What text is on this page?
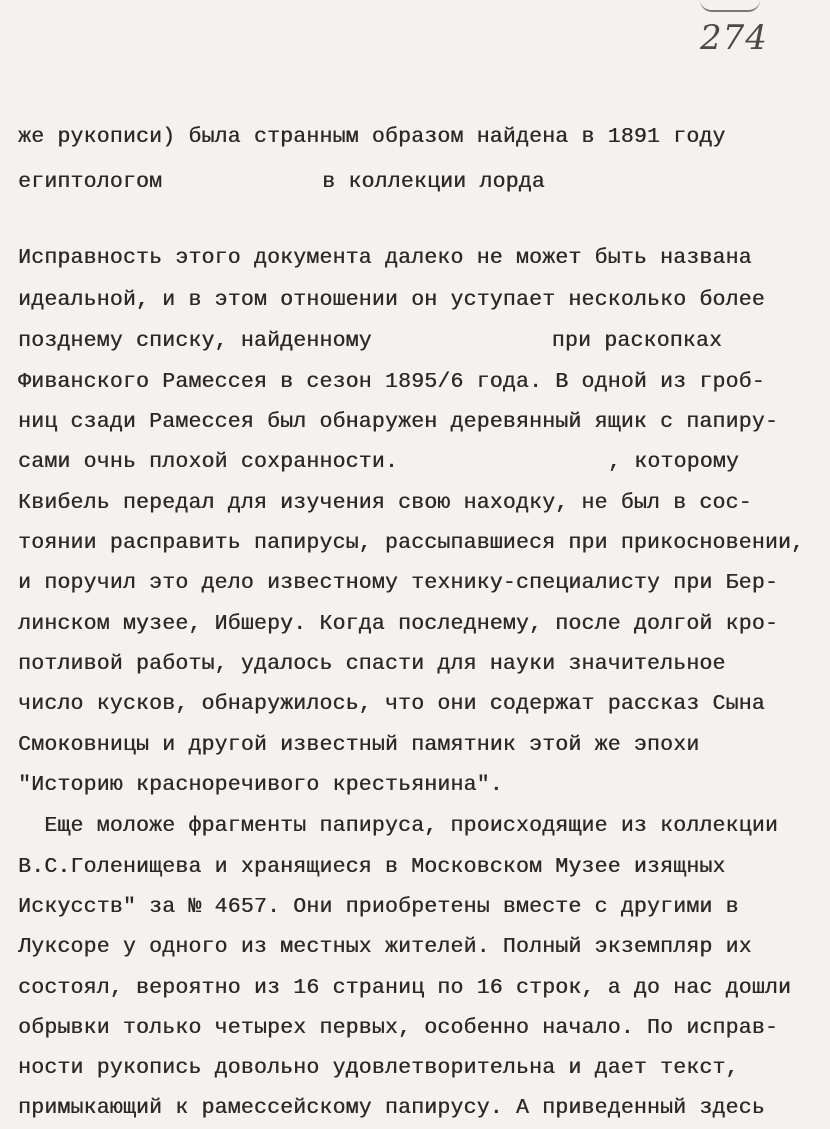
274
же рукописи) была странным образом найдена в 1891 году
египтологом	в коллекции лорда
Исправность этого документа далеко не может быть названа
идеальной, и в этом отношении он уступает несколько более
позднему списку, найденному	при раскопках
Фиванского Рамессея в сезон 1895/6 года. В одной из гроб-
ниц сзади Рамессея был обнаружен деревянный ящик с папиру-
сами очнь плохой сохранности.	, которому
Квибель передал для изучения свою находку, не был в сос-
тоянии расправить папирусы, рассыпавшиеся при прикосновении,
и поручил это дело известному технику-специалисту при Бер-
линском музее, Ибшеру. Когда последнему, после долгой кро-
потливой работы, удалось спасти для науки значительное
число кусков, обнаружилось, что они содержат рассказ Сына
Смоковницы и другой известный памятник этой же эпохи
"Историю красноречивого крестьянина".
Еще моложе фрагменты папируса, происходящие из коллекции
В.С.Голенищева и хранящиеся в Московском Музее изящных
Искусств" за № 4657. Они приобретены вместе с другими в
Луксоре у одного из местных жителей. Полный экземпляр их
состоял, вероятно из 16 страниц по 16 строк, а до нас дошли
обрывки только четырех первых, особенно начало. По исправ-
ности рукопись довольно удовлетворительна и дает текст,
примыкающий к рамессейскому папирусу. А приведенный здесь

▶ What is being asked: Scan the records for the string "коллекции". Copy each line in which it appears.

▶ Answer for the task:
египтологом	в коллекции лорда
Еще моложе фрагменты папируса, происходящие из коллекции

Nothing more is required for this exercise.